■ **Task goal**:
Write out exactly, with no other output, the lines below from the one that contains "Enumerate this screenshot's" through the end.

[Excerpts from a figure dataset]
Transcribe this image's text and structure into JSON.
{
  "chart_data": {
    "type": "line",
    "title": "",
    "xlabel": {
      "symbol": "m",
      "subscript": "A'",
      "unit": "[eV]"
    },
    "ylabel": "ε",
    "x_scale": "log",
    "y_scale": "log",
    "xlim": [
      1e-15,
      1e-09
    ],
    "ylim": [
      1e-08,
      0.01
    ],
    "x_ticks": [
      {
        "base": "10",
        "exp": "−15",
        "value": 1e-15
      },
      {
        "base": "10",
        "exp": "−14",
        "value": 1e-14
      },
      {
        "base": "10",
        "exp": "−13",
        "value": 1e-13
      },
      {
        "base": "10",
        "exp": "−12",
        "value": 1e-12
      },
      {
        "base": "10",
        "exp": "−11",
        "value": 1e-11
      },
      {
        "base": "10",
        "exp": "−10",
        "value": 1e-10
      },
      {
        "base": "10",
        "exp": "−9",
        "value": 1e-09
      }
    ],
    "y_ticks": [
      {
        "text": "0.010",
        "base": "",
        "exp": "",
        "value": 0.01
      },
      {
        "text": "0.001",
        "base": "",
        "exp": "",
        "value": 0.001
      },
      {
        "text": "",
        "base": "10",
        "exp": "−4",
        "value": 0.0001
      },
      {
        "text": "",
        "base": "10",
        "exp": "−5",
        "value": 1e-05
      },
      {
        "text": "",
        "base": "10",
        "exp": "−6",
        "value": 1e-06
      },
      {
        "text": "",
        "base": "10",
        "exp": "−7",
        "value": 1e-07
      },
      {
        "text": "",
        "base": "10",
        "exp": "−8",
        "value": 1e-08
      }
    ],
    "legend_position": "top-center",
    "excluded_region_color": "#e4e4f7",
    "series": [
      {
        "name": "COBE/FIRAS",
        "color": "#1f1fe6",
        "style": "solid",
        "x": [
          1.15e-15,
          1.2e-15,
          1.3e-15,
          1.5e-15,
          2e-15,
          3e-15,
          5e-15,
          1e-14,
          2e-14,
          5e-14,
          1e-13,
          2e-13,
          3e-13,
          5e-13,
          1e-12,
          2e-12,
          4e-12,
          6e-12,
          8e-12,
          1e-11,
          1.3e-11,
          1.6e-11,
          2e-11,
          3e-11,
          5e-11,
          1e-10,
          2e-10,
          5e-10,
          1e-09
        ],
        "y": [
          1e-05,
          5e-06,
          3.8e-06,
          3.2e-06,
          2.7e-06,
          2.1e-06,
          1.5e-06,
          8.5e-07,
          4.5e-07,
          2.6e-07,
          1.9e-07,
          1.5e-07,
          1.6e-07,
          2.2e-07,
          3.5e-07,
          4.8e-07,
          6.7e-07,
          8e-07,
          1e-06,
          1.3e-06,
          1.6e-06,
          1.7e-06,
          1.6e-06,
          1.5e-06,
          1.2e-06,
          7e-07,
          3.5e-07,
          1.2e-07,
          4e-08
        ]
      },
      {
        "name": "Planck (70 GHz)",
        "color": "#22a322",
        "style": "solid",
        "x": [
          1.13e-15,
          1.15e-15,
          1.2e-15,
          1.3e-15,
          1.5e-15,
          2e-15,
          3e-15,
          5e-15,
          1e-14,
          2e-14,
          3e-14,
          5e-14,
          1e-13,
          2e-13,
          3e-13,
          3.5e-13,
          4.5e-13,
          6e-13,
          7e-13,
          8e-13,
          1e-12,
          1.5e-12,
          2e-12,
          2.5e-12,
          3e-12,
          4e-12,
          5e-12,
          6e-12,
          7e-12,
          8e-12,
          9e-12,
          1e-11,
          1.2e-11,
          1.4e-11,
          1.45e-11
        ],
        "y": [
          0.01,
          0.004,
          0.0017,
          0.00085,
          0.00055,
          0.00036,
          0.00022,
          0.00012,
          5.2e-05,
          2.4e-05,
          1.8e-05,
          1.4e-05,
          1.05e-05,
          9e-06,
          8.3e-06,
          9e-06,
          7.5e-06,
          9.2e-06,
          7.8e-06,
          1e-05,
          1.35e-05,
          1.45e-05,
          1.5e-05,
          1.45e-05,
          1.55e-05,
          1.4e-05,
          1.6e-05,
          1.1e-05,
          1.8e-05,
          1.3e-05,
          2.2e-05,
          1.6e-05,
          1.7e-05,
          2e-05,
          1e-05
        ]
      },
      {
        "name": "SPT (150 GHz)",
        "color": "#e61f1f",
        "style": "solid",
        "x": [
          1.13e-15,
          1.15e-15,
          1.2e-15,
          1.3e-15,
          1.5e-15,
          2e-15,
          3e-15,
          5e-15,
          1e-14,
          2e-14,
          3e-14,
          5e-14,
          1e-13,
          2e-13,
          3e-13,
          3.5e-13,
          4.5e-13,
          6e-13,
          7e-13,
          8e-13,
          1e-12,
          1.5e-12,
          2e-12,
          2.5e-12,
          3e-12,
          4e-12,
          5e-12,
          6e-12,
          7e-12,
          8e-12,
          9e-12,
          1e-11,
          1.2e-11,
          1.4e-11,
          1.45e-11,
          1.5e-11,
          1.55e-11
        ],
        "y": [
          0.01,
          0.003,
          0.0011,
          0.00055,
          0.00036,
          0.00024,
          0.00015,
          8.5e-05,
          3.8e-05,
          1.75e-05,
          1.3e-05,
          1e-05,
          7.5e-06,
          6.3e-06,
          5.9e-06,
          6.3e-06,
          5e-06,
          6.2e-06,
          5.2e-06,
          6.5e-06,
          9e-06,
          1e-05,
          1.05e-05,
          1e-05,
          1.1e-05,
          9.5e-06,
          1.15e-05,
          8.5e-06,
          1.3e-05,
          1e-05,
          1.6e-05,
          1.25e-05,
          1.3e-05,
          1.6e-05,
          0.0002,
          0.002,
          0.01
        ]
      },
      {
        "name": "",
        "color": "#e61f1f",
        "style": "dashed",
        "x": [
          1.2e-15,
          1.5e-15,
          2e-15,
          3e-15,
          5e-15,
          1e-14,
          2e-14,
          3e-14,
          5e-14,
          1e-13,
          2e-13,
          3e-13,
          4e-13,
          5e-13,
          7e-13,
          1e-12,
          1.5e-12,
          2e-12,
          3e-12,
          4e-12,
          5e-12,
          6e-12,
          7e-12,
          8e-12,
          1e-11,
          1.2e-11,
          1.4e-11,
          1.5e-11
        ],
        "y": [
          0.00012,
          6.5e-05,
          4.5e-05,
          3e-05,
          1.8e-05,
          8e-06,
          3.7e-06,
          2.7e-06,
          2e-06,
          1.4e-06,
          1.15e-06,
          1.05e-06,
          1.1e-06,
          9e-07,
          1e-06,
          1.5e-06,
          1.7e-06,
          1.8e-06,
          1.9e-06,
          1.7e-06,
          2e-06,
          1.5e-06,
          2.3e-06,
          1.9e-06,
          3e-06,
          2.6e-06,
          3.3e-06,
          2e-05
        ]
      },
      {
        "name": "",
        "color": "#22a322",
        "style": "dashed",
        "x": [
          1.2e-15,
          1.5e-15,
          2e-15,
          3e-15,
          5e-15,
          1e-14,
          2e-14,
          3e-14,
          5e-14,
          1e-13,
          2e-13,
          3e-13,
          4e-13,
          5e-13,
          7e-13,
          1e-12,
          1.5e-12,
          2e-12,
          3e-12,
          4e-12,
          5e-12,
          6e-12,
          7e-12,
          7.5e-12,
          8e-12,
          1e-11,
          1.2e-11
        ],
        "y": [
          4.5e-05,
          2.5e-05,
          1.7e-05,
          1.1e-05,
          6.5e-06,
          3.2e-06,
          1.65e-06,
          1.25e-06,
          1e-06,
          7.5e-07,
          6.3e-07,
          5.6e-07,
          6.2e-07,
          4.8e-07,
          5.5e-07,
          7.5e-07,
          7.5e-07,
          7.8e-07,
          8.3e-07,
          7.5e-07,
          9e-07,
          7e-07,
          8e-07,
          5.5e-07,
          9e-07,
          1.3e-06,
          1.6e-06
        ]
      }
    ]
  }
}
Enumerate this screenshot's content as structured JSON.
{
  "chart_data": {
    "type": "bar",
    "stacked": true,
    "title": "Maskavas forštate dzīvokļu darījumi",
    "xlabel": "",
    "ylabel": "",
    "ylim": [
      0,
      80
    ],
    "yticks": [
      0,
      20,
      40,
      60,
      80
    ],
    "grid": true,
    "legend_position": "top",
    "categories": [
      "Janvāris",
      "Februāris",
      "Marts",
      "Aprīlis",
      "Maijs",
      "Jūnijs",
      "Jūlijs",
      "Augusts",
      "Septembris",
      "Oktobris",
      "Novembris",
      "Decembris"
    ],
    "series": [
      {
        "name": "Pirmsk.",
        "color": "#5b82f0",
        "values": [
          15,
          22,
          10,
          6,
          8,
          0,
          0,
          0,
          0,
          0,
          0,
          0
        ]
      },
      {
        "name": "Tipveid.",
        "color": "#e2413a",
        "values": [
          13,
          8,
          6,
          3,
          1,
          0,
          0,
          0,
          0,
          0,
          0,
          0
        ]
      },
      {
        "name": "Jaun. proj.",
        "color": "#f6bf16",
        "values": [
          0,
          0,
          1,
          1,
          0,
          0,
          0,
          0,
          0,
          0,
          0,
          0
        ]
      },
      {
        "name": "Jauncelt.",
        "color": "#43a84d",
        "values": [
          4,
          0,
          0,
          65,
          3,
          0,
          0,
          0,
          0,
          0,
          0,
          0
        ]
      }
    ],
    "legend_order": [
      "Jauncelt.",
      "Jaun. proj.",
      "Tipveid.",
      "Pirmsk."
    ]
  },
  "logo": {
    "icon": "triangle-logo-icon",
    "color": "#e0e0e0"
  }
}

■ **Full response**:
Enumerate this screenshot's content as structured JSON.
{
  "chart_data": {
    "type": "bar",
    "stacked": true,
    "title": "Maskavas forštate dzīvokļu darījumi",
    "xlabel": "",
    "ylabel": "",
    "ylim": [
      0,
      80
    ],
    "yticks": [
      0,
      20,
      40,
      60,
      80
    ],
    "grid": true,
    "legend_position": "top",
    "categories": [
      "Janvāris",
      "Februāris",
      "Marts",
      "Aprīlis",
      "Maijs",
      "Jūnijs",
      "Jūlijs",
      "Augusts",
      "Septembris",
      "Oktobris",
      "Novembris",
      "Decembris"
    ],
    "series": [
      {
        "name": "Pirmsk.",
        "color": "#5b82f0",
        "values": [
          15,
          22,
          10,
          6,
          8,
          0,
          0,
          0,
          0,
          0,
          0,
          0
        ]
      },
      {
        "name": "Tipveid.",
        "color": "#e2413a",
        "values": [
          13,
          8,
          6,
          3,
          1,
          0,
          0,
          0,
          0,
          0,
          0,
          0
        ]
      },
      {
        "name": "Jaun. proj.",
        "color": "#f6bf16",
        "values": [
          0,
          0,
          1,
          1,
          0,
          0,
          0,
          0,
          0,
          0,
          0,
          0
        ]
      },
      {
        "name": "Jauncelt.",
        "color": "#43a84d",
        "values": [
          4,
          0,
          0,
          65,
          3,
          0,
          0,
          0,
          0,
          0,
          0,
          0
        ]
      }
    ],
    "legend_order": [
      "Jauncelt.",
      "Jaun. proj.",
      "Tipveid.",
      "Pirmsk."
    ]
  },
  "logo": {
    "icon": "triangle-logo-icon",
    "color": "#e0e0e0"
  }
}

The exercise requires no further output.